- Task: Of the lines in the records that follow, how many include the word "dollar"? Answer with a bare number.

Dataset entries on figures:
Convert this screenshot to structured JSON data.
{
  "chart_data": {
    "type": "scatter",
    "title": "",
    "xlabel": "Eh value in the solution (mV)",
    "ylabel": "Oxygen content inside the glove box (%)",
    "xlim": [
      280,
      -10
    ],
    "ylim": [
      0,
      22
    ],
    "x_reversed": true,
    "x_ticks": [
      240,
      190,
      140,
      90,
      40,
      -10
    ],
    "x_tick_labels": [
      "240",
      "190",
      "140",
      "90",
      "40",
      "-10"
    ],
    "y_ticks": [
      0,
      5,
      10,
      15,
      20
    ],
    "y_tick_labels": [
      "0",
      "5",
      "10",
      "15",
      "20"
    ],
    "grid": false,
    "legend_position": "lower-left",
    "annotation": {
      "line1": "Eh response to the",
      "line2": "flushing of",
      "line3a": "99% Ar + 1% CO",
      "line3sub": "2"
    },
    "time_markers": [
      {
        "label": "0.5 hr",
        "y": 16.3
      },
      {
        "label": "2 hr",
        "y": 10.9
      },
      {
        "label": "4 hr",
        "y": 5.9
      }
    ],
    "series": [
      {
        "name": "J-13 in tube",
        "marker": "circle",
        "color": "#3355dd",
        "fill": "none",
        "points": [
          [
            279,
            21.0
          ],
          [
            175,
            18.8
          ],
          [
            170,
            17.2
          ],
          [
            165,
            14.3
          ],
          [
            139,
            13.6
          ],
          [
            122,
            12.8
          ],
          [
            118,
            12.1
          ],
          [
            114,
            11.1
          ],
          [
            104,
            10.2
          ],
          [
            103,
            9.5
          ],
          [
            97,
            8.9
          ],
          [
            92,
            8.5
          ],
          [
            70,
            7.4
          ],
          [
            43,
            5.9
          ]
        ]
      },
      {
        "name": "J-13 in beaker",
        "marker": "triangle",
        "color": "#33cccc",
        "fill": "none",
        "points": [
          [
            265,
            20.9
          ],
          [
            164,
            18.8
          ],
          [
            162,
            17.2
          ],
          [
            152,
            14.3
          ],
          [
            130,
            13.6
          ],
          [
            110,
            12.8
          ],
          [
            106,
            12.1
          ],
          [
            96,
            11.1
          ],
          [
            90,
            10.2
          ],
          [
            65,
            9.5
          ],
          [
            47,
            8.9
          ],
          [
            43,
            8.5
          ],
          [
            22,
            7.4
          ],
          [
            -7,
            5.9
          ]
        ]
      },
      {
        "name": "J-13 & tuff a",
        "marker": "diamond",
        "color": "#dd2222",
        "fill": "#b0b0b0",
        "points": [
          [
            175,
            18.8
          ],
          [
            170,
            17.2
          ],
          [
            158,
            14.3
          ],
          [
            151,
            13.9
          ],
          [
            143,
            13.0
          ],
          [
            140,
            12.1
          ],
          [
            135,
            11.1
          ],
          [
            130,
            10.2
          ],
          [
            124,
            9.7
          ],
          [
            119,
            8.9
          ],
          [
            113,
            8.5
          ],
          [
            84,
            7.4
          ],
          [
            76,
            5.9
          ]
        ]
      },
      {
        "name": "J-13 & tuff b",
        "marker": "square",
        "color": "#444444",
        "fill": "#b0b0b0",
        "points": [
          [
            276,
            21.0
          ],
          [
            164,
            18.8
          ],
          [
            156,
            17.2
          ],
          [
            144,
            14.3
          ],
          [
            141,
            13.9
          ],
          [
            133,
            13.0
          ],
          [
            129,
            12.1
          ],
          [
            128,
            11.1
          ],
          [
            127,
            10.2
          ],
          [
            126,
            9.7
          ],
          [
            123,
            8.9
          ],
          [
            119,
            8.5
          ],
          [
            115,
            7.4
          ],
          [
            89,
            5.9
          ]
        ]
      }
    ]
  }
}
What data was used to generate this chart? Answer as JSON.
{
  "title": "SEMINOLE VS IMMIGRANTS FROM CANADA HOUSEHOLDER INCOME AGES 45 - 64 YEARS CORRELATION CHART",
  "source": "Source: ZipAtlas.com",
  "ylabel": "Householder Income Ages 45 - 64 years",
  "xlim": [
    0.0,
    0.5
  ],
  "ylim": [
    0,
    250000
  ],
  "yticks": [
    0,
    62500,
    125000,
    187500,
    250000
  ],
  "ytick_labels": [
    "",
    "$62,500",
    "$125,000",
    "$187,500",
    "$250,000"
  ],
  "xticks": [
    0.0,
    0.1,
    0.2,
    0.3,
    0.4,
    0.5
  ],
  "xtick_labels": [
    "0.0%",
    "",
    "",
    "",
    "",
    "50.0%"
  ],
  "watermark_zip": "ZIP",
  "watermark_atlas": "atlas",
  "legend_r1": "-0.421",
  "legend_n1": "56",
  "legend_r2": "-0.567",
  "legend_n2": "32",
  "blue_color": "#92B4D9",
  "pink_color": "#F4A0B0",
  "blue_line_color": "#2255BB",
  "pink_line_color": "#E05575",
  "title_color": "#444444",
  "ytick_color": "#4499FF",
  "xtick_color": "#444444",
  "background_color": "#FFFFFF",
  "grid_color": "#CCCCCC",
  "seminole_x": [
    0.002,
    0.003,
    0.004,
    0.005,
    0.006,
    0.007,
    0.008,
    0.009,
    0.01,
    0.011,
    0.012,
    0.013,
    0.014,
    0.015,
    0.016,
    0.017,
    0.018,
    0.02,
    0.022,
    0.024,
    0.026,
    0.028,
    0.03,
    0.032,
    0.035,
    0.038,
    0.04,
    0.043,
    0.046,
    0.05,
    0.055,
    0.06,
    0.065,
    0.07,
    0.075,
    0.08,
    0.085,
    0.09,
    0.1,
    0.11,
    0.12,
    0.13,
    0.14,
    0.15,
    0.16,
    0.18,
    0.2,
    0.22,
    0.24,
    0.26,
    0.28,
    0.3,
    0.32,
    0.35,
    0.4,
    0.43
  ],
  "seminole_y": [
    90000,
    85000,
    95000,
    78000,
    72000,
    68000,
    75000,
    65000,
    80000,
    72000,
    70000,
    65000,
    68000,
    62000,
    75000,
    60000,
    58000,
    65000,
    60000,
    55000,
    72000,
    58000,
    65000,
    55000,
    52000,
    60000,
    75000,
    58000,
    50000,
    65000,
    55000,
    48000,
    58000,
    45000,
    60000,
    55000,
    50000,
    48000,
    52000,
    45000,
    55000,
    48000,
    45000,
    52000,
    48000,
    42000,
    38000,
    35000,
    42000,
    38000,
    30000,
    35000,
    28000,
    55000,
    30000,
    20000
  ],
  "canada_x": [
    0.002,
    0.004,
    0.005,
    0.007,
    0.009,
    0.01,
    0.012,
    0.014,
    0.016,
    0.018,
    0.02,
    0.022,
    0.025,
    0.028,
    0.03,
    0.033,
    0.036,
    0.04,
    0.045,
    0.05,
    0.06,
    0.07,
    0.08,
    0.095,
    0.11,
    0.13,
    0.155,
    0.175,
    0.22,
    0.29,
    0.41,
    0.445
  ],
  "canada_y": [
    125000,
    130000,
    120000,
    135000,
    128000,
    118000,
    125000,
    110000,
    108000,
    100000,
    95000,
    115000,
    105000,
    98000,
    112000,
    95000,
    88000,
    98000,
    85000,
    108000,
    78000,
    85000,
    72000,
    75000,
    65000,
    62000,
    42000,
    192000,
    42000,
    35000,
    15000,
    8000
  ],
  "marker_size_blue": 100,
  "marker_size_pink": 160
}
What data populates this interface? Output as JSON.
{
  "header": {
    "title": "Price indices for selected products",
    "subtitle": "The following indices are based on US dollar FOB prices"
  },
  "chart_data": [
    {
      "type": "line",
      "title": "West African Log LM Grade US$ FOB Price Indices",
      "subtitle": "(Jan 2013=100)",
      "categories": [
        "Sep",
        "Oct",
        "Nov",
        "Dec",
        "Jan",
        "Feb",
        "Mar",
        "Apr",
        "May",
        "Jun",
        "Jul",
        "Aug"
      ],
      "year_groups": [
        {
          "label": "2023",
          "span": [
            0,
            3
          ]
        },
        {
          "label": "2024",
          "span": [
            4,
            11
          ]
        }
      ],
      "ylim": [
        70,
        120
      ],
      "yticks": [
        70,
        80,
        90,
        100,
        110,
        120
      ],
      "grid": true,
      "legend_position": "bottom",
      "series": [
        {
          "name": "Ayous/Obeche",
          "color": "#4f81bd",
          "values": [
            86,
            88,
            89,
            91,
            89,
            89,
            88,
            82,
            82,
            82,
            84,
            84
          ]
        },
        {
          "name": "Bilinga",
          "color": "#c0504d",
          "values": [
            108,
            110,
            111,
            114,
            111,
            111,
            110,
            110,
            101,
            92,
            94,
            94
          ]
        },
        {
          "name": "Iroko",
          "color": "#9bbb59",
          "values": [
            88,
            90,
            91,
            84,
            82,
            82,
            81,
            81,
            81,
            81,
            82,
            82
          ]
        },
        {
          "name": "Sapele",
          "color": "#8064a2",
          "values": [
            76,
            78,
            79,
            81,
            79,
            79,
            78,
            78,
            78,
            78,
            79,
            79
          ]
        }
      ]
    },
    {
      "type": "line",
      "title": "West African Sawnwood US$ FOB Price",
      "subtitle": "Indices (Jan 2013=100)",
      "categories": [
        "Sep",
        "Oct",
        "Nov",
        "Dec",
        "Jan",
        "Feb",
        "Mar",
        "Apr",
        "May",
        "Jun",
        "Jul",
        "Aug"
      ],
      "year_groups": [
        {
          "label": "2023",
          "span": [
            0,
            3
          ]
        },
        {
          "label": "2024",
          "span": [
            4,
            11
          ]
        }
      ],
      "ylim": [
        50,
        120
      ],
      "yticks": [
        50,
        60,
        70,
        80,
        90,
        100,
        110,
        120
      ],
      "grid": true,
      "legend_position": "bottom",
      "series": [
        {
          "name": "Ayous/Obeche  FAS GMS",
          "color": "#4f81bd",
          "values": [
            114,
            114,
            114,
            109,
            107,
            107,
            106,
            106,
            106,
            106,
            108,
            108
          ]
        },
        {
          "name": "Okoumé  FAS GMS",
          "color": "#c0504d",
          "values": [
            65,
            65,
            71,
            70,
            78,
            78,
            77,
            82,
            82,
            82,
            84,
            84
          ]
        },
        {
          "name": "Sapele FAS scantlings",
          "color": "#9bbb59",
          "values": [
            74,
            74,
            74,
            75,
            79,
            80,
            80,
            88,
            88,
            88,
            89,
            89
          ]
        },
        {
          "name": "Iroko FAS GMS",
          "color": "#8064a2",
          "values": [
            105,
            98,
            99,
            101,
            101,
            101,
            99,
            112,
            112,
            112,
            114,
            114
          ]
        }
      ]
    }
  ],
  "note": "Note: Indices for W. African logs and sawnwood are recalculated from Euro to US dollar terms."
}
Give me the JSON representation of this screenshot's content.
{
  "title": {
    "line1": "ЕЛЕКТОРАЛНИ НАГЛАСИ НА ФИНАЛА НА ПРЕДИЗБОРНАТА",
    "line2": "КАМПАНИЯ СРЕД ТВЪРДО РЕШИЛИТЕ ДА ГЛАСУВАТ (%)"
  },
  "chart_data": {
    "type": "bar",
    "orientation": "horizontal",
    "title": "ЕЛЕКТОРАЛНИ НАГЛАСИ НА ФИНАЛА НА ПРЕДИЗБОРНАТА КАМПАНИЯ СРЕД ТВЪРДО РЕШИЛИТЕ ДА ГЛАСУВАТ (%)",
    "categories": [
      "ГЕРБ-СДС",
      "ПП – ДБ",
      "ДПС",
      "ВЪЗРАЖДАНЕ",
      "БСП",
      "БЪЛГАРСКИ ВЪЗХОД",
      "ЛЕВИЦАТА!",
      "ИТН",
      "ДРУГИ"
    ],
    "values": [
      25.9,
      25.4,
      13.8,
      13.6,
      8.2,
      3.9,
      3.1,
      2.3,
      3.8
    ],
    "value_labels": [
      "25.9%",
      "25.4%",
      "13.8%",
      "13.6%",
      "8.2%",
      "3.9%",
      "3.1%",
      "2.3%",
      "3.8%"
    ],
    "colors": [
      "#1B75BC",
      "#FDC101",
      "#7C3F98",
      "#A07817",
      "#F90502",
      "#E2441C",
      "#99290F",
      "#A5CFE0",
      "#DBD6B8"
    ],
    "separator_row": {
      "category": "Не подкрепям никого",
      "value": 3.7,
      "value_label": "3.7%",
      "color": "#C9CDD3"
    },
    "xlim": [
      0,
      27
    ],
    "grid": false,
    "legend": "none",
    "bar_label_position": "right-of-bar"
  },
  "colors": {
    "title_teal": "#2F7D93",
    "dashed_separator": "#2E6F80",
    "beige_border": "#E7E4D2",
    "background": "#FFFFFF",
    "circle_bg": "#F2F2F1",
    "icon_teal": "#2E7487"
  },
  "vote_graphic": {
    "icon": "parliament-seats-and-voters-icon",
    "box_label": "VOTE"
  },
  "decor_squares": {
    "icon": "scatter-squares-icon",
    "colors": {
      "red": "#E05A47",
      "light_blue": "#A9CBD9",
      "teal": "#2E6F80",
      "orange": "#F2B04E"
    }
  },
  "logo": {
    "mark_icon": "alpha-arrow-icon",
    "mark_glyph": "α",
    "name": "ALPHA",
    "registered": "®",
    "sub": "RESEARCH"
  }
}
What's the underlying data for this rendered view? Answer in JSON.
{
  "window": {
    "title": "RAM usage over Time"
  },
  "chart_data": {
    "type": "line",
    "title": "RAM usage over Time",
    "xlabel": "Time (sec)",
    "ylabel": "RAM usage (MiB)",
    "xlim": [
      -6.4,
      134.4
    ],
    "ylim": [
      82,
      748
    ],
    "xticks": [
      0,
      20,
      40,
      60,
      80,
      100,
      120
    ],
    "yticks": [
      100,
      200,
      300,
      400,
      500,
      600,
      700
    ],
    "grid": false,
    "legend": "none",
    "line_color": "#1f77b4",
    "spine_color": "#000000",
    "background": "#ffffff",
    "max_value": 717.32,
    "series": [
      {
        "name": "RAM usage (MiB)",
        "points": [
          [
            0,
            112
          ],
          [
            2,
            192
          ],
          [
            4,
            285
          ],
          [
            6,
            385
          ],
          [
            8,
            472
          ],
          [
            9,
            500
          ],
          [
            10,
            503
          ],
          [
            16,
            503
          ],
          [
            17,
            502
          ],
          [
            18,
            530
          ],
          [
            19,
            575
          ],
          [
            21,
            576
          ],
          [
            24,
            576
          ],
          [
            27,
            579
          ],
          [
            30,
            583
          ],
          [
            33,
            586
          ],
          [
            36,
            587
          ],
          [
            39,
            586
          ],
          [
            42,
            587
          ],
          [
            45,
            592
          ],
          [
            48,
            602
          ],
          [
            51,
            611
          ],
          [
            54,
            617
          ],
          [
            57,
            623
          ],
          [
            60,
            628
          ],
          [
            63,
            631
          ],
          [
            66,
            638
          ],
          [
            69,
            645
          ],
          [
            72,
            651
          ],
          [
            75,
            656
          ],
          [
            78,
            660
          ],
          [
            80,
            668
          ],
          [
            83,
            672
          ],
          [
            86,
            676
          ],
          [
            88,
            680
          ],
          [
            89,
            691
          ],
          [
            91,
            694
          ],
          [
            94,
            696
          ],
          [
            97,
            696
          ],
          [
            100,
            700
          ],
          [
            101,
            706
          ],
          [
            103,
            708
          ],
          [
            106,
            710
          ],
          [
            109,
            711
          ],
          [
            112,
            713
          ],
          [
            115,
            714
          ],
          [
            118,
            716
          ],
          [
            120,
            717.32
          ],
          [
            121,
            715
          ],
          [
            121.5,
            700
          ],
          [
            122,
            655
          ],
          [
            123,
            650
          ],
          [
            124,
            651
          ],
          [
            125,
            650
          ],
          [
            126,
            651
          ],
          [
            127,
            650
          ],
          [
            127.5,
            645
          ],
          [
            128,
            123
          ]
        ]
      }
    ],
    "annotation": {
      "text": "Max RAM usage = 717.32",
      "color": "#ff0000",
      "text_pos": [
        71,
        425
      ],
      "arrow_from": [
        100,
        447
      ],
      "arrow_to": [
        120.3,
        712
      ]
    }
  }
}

- Completed task: 2